DO THIS ->
Reproduce the listing that follows with no differences at all.

----

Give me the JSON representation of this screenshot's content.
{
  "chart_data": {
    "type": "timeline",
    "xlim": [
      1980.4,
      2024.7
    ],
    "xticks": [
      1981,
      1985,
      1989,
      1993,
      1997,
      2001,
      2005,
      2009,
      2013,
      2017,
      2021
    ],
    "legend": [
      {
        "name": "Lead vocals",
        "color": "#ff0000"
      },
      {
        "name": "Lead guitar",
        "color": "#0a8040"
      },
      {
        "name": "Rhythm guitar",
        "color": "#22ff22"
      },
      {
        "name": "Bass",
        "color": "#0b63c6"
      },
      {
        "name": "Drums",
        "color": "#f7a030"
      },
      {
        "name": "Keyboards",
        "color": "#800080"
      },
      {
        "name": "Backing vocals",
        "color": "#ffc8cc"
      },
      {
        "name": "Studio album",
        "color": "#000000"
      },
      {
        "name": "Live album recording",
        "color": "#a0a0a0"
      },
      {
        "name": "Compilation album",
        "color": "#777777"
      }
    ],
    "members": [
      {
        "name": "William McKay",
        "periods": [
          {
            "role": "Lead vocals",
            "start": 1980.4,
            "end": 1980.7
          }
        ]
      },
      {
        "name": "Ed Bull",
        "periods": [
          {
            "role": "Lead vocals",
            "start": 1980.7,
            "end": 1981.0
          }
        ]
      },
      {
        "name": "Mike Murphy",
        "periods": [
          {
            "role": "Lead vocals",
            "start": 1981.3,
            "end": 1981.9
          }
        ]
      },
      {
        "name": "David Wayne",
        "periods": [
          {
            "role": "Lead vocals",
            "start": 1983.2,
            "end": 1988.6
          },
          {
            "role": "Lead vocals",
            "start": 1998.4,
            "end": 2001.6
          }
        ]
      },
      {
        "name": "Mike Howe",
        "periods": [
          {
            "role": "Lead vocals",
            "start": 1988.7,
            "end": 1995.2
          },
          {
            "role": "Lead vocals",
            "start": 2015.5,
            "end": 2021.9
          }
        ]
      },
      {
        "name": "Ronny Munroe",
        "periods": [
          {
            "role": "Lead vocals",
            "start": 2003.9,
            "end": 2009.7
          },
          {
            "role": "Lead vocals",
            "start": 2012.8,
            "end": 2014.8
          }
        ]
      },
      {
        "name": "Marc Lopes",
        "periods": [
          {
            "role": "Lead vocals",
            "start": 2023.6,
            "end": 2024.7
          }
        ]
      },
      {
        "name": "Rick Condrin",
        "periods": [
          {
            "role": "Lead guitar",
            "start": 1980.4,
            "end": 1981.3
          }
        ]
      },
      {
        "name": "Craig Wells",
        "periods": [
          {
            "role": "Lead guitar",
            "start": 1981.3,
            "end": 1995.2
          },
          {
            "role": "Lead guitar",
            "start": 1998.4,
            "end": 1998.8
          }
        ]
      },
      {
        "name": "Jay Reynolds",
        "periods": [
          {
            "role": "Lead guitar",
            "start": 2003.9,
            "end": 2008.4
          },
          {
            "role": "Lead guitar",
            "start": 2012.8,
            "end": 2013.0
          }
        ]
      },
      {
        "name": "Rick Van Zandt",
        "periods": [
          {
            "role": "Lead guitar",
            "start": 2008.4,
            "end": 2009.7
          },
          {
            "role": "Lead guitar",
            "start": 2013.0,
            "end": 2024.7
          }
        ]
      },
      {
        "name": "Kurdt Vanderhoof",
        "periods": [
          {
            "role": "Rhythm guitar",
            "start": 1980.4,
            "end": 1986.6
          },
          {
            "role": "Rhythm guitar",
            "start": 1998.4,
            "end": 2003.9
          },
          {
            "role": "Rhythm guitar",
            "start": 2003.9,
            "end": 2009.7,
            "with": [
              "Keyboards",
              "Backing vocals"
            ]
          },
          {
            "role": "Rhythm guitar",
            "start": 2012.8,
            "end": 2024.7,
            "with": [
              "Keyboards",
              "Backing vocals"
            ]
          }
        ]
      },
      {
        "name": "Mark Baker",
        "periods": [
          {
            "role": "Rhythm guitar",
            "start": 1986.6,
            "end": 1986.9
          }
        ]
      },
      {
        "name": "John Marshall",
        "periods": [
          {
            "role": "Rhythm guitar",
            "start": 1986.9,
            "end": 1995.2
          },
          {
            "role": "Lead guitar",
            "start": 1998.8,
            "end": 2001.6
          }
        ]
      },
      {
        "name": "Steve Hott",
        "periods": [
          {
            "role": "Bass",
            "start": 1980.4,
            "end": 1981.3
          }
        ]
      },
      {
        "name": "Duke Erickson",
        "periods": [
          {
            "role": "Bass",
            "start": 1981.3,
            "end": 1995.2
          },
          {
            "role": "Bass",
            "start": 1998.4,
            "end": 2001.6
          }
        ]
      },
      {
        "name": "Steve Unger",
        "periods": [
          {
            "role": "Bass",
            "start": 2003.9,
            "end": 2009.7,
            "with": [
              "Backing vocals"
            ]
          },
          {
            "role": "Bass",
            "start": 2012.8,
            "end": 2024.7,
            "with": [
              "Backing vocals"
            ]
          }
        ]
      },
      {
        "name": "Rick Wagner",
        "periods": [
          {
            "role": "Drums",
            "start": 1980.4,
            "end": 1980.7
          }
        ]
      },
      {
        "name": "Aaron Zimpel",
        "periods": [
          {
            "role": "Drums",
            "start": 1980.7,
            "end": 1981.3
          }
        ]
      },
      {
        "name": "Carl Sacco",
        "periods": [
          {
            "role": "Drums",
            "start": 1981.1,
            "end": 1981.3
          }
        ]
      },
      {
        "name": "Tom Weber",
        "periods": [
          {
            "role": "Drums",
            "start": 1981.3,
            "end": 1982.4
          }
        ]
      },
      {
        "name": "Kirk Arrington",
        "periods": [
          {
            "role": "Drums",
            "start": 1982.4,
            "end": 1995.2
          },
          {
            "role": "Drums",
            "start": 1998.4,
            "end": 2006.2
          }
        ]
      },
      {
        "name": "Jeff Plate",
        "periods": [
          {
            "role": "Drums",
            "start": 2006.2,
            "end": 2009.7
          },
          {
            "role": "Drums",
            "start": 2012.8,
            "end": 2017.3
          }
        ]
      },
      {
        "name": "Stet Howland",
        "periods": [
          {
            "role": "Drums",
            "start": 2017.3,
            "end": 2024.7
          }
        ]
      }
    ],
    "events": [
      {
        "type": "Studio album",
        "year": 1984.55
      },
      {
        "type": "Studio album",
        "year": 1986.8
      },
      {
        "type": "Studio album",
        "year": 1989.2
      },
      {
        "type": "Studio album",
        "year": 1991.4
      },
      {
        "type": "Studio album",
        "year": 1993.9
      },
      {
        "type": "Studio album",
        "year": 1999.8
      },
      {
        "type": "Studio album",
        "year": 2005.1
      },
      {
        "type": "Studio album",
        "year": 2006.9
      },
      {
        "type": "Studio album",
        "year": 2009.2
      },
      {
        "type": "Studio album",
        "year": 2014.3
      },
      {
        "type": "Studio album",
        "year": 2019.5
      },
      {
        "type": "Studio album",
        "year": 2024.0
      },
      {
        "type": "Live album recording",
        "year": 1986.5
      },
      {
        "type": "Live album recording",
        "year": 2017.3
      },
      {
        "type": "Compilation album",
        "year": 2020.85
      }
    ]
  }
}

----

TASK RESPONSE ->
Give me the JSON representation of this screenshot's content.
{
  "chart_data": {
    "type": "timeline",
    "xlim": [
      1980.4,
      2024.7
    ],
    "xticks": [
      1981,
      1985,
      1989,
      1993,
      1997,
      2001,
      2005,
      2009,
      2013,
      2017,
      2021
    ],
    "legend": [
      {
        "name": "Lead vocals",
        "color": "#ff0000"
      },
      {
        "name": "Lead guitar",
        "color": "#0a8040"
      },
      {
        "name": "Rhythm guitar",
        "color": "#22ff22"
      },
      {
        "name": "Bass",
        "color": "#0b63c6"
      },
      {
        "name": "Drums",
        "color": "#f7a030"
      },
      {
        "name": "Keyboards",
        "color": "#800080"
      },
      {
        "name": "Backing vocals",
        "color": "#ffc8cc"
      },
      {
        "name": "Studio album",
        "color": "#000000"
      },
      {
        "name": "Live album recording",
        "color": "#a0a0a0"
      },
      {
        "name": "Compilation album",
        "color": "#777777"
      }
    ],
    "members": [
      {
        "name": "William McKay",
        "periods": [
          {
            "role": "Lead vocals",
            "start": 1980.4,
            "end": 1980.7
          }
        ]
      },
      {
        "name": "Ed Bull",
        "periods": [
          {
            "role": "Lead vocals",
            "start": 1980.7,
            "end": 1981.0
          }
        ]
      },
      {
        "name": "Mike Murphy",
        "periods": [
          {
            "role": "Lead vocals",
            "start": 1981.3,
            "end": 1981.9
          }
        ]
      },
      {
        "name": "David Wayne",
        "periods": [
          {
            "role": "Lead vocals",
            "start": 1983.2,
            "end": 1988.6
          },
          {
            "role": "Lead vocals",
            "start": 1998.4,
            "end": 2001.6
          }
        ]
      },
      {
        "name": "Mike Howe",
        "periods": [
          {
            "role": "Lead vocals",
            "start": 1988.7,
            "end": 1995.2
          },
          {
            "role": "Lead vocals",
            "start": 2015.5,
            "end": 2021.9
          }
        ]
      },
      {
        "name": "Ronny Munroe",
        "periods": [
          {
            "role": "Lead vocals",
            "start": 2003.9,
            "end": 2009.7
          },
          {
            "role": "Lead vocals",
            "start": 2012.8,
            "end": 2014.8
          }
        ]
      },
      {
        "name": "Marc Lopes",
        "periods": [
          {
            "role": "Lead vocals",
            "start": 2023.6,
            "end": 2024.7
          }
        ]
      },
      {
        "name": "Rick Condrin",
        "periods": [
          {
            "role": "Lead guitar",
            "start": 1980.4,
            "end": 1981.3
          }
        ]
      },
      {
        "name": "Craig Wells",
        "periods": [
          {
            "role": "Lead guitar",
            "start": 1981.3,
            "end": 1995.2
          },
          {
            "role": "Lead guitar",
            "start": 1998.4,
            "end": 1998.8
          }
        ]
      },
      {
        "name": "Jay Reynolds",
        "periods": [
          {
            "role": "Lead guitar",
            "start": 2003.9,
            "end": 2008.4
          },
          {
            "role": "Lead guitar",
            "start": 2012.8,
            "end": 2013.0
          }
        ]
      },
      {
        "name": "Rick Van Zandt",
        "periods": [
          {
            "role": "Lead guitar",
            "start": 2008.4,
            "end": 2009.7
          },
          {
            "role": "Lead guitar",
            "start": 2013.0,
            "end": 2024.7
          }
        ]
      },
      {
        "name": "Kurdt Vanderhoof",
        "periods": [
          {
            "role": "Rhythm guitar",
            "start": 1980.4,
            "end": 1986.6
          },
          {
            "role": "Rhythm guitar",
            "start": 1998.4,
            "end": 2003.9
          },
          {
            "role": "Rhythm guitar",
            "start": 2003.9,
            "end": 2009.7,
            "with": [
              "Keyboards",
              "Backing vocals"
            ]
          },
          {
            "role": "Rhythm guitar",
            "start": 2012.8,
            "end": 2024.7,
            "with": [
              "Keyboards",
              "Backing vocals"
            ]
          }
        ]
      },
      {
        "name": "Mark Baker",
        "periods": [
          {
            "role": "Rhythm guitar",
            "start": 1986.6,
            "end": 1986.9
          }
        ]
      },
      {
        "name": "John Marshall",
        "periods": [
          {
            "role": "Rhythm guitar",
            "start": 1986.9,
            "end": 1995.2
          },
          {
            "role": "Lead guitar",
            "start": 1998.8,
            "end": 2001.6
          }
        ]
      },
      {
        "name": "Steve Hott",
        "periods": [
          {
            "role": "Bass",
            "start": 1980.4,
            "end": 1981.3
          }
        ]
      },
      {
        "name": "Duke Erickson",
        "periods": [
          {
            "role": "Bass",
            "start": 1981.3,
            "end": 1995.2
          },
          {
            "role": "Bass",
            "start": 1998.4,
            "end": 2001.6
          }
        ]
      },
      {
        "name": "Steve Unger",
        "periods": [
          {
            "role": "Bass",
            "start": 2003.9,
            "end": 2009.7,
            "with": [
              "Backing vocals"
            ]
          },
          {
            "role": "Bass",
            "start": 2012.8,
            "end": 2024.7,
            "with": [
              "Backing vocals"
            ]
          }
        ]
      },
      {
        "name": "Rick Wagner",
        "periods": [
          {
            "role": "Drums",
            "start": 1980.4,
            "end": 1980.7
          }
        ]
      },
      {
        "name": "Aaron Zimpel",
        "periods": [
          {
            "role": "Drums",
            "start": 1980.7,
            "end": 1981.3
          }
        ]
      },
      {
        "name": "Carl Sacco",
        "periods": [
          {
            "role": "Drums",
            "start": 1981.1,
            "end": 1981.3
          }
        ]
      },
      {
        "name": "Tom Weber",
        "periods": [
          {
            "role": "Drums",
            "start": 1981.3,
            "end": 1982.4
          }
        ]
      },
      {
        "name": "Kirk Arrington",
        "periods": [
          {
            "role": "Drums",
            "start": 1982.4,
            "end": 1995.2
          },
          {
            "role": "Drums",
            "start": 1998.4,
            "end": 2006.2
          }
        ]
      },
      {
        "name": "Jeff Plate",
        "periods": [
          {
            "role": "Drums",
            "start": 2006.2,
            "end": 2009.7
          },
          {
            "role": "Drums",
            "start": 2012.8,
            "end": 2017.3
          }
        ]
      },
      {
        "name": "Stet Howland",
        "periods": [
          {
            "role": "Drums",
            "start": 2017.3,
            "end": 2024.7
          }
        ]
      }
    ],
    "events": [
      {
        "type": "Studio album",
        "year": 1984.55
      },
      {
        "type": "Studio album",
        "year": 1986.8
      },
      {
        "type": "Studio album",
        "year": 1989.2
      },
      {
        "type": "Studio album",
        "year": 1991.4
      },
      {
        "type": "Studio album",
        "year": 1993.9
      },
      {
        "type": "Studio album",
        "year": 1999.8
      },
      {
        "type": "Studio album",
        "year": 2005.1
      },
      {
        "type": "Studio album",
        "year": 2006.9
      },
      {
        "type": "Studio album",
        "year": 2009.2
      },
      {
        "type": "Studio album",
        "year": 2014.3
      },
      {
        "type": "Studio album",
        "year": 2019.5
      },
      {
        "type": "Studio album",
        "year": 2024.0
      },
      {
        "type": "Live album recording",
        "year": 1986.5
      },
      {
        "type": "Live album recording",
        "year": 2017.3
      },
      {
        "type": "Compilation album",
        "year": 2020.85
      }
    ]
  }
}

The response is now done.